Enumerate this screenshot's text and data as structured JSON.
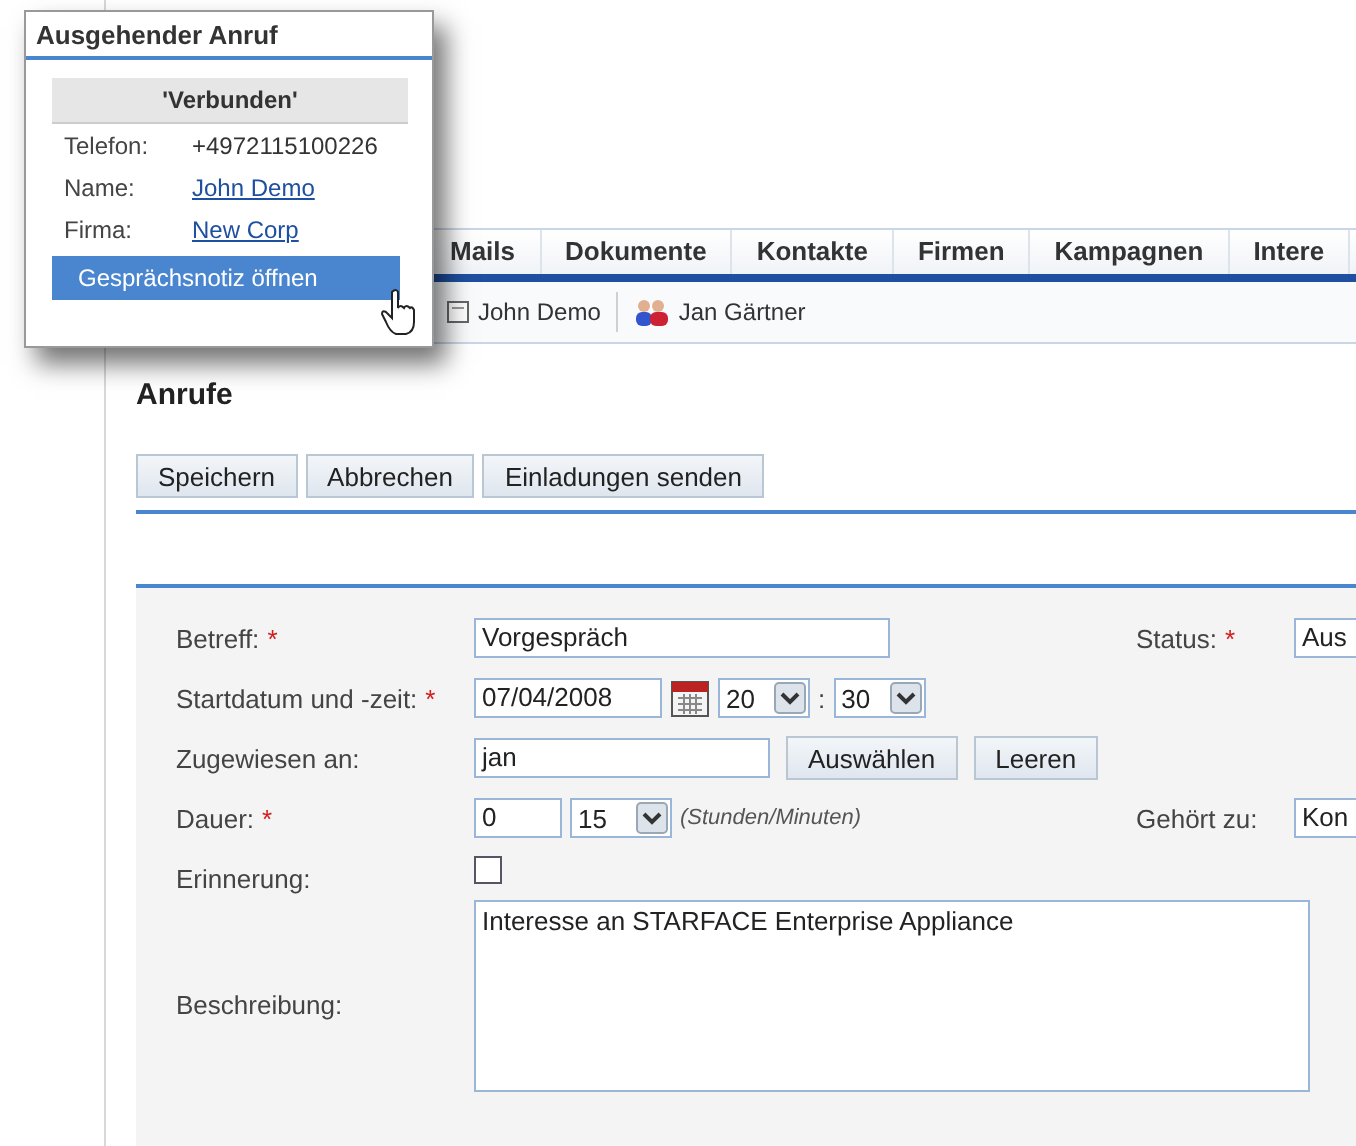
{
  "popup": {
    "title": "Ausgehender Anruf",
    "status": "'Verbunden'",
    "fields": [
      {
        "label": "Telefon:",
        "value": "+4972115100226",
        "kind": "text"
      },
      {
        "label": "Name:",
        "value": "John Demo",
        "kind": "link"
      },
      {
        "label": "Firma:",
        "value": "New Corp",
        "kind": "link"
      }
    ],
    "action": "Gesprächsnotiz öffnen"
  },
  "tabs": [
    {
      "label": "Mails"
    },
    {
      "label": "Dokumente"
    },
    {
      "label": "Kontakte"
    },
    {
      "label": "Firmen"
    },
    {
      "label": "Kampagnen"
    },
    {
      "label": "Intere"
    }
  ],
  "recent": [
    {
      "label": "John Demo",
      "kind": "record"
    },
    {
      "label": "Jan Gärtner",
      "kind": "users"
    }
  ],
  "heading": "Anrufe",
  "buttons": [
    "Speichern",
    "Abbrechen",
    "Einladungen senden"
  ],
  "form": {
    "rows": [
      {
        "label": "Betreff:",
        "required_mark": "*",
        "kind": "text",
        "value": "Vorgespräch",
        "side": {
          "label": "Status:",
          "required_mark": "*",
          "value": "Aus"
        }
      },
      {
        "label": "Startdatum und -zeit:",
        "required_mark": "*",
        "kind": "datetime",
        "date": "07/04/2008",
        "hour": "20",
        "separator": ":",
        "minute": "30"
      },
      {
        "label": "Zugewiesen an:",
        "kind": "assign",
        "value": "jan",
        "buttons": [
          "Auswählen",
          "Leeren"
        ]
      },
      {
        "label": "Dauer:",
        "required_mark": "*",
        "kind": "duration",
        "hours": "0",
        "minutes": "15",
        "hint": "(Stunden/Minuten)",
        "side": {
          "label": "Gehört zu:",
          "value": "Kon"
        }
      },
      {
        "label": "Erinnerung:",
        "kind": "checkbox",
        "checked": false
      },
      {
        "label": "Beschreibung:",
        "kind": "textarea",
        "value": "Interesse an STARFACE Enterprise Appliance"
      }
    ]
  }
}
--
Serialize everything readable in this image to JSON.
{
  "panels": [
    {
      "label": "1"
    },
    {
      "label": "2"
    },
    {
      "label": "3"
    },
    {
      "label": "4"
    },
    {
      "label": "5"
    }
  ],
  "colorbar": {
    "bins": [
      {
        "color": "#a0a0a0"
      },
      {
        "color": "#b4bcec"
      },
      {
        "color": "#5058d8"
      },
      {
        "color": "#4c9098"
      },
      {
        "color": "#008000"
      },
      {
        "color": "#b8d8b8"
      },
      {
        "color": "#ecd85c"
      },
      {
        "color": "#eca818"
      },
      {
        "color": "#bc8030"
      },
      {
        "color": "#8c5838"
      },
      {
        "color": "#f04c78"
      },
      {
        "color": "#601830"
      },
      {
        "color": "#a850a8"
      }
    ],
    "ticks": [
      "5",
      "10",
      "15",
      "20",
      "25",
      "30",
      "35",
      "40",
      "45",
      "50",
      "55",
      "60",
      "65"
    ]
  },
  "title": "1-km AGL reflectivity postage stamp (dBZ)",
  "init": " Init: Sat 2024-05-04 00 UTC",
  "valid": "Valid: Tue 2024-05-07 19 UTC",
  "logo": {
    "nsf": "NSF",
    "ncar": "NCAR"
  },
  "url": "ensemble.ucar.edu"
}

Written problem -> For the entries above, count the lines that contain the string "this", and state that number without further comment.

The output -> 2